▶ **Stated task**: Output the records exactly. Include every line.

▶ **Material to process**:

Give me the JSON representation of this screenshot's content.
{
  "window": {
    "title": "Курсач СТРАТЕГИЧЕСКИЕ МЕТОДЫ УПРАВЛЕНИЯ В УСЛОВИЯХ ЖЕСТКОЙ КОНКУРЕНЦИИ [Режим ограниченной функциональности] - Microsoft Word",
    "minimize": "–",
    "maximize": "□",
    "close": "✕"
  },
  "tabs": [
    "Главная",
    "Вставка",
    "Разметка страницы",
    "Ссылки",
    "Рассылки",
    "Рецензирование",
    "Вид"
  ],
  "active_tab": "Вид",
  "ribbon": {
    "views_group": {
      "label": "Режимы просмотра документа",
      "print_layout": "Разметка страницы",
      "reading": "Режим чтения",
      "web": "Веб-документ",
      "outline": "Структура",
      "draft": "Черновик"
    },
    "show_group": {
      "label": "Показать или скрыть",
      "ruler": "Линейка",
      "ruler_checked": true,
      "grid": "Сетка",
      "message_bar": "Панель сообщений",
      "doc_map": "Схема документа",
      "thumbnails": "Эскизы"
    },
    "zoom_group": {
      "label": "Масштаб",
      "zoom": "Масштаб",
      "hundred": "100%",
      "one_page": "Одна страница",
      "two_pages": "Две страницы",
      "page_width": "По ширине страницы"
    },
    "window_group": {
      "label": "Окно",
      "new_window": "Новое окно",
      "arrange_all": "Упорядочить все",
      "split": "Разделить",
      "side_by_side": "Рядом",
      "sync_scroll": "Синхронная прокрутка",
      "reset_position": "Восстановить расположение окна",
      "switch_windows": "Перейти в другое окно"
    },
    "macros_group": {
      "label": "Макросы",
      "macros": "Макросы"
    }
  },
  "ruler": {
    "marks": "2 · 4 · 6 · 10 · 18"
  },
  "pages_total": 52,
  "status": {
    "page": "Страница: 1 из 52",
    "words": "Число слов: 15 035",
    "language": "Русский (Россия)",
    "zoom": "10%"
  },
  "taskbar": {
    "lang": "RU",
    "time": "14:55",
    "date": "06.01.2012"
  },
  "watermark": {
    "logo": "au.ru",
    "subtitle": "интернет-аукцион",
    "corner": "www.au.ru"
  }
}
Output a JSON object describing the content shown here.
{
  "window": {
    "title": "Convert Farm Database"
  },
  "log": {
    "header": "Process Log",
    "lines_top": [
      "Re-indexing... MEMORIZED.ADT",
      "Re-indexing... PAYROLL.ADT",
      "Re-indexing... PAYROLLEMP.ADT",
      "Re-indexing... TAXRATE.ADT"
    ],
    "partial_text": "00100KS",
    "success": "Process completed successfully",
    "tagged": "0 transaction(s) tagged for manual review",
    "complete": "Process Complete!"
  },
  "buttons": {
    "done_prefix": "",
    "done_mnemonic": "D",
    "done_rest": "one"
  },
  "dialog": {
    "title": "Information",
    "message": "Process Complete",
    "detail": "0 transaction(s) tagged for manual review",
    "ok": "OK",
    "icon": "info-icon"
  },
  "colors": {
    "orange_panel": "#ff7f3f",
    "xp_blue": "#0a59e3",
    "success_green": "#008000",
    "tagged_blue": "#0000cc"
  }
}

▶ **Complete response**:
Give me the JSON representation of this screenshot's content.
{
  "window": {
    "title": "Курсач СТРАТЕГИЧЕСКИЕ МЕТОДЫ УПРАВЛЕНИЯ В УСЛОВИЯХ ЖЕСТКОЙ КОНКУРЕНЦИИ [Режим ограниченной функциональности] - Microsoft Word",
    "minimize": "–",
    "maximize": "□",
    "close": "✕"
  },
  "tabs": [
    "Главная",
    "Вставка",
    "Разметка страницы",
    "Ссылки",
    "Рассылки",
    "Рецензирование",
    "Вид"
  ],
  "active_tab": "Вид",
  "ribbon": {
    "views_group": {
      "label": "Режимы просмотра документа",
      "print_layout": "Разметка страницы",
      "reading": "Режим чтения",
      "web": "Веб-документ",
      "outline": "Структура",
      "draft": "Черновик"
    },
    "show_group": {
      "label": "Показать или скрыть",
      "ruler": "Линейка",
      "ruler_checked": true,
      "grid": "Сетка",
      "message_bar": "Панель сообщений",
      "doc_map": "Схема документа",
      "thumbnails": "Эскизы"
    },
    "zoom_group": {
      "label": "Масштаб",
      "zoom": "Масштаб",
      "hundred": "100%",
      "one_page": "Одна страница",
      "two_pages": "Две страницы",
      "page_width": "По ширине страницы"
    },
    "window_group": {
      "label": "Окно",
      "new_window": "Новое окно",
      "arrange_all": "Упорядочить все",
      "split": "Разделить",
      "side_by_side": "Рядом",
      "sync_scroll": "Синхронная прокрутка",
      "reset_position": "Восстановить расположение окна",
      "switch_windows": "Перейти в другое окно"
    },
    "macros_group": {
      "label": "Макросы",
      "macros": "Макросы"
    }
  },
  "ruler": {
    "marks": "2 · 4 · 6 · 10 · 18"
  },
  "pages_total": 52,
  "status": {
    "page": "Страница: 1 из 52",
    "words": "Число слов: 15 035",
    "language": "Русский (Россия)",
    "zoom": "10%"
  },
  "taskbar": {
    "lang": "RU",
    "time": "14:55",
    "date": "06.01.2012"
  },
  "watermark": {
    "logo": "au.ru",
    "subtitle": "интернет-аукцион",
    "corner": "www.au.ru"
  }
}
Output a JSON object describing the content shown here.
{
  "window": {
    "title": "Convert Farm Database"
  },
  "log": {
    "header": "Process Log",
    "lines_top": [
      "Re-indexing... MEMORIZED.ADT",
      "Re-indexing... PAYROLL.ADT",
      "Re-indexing... PAYROLLEMP.ADT",
      "Re-indexing... TAXRATE.ADT"
    ],
    "partial_text": "00100KS",
    "success": "Process completed successfully",
    "tagged": "0 transaction(s) tagged for manual review",
    "complete": "Process Complete!"
  },
  "buttons": {
    "done_prefix": "",
    "done_mnemonic": "D",
    "done_rest": "one"
  },
  "dialog": {
    "title": "Information",
    "message": "Process Complete",
    "detail": "0 transaction(s) tagged for manual review",
    "ok": "OK",
    "icon": "info-icon"
  },
  "colors": {
    "orange_panel": "#ff7f3f",
    "xp_blue": "#0a59e3",
    "success_green": "#008000",
    "tagged_blue": "#0000cc"
  }
}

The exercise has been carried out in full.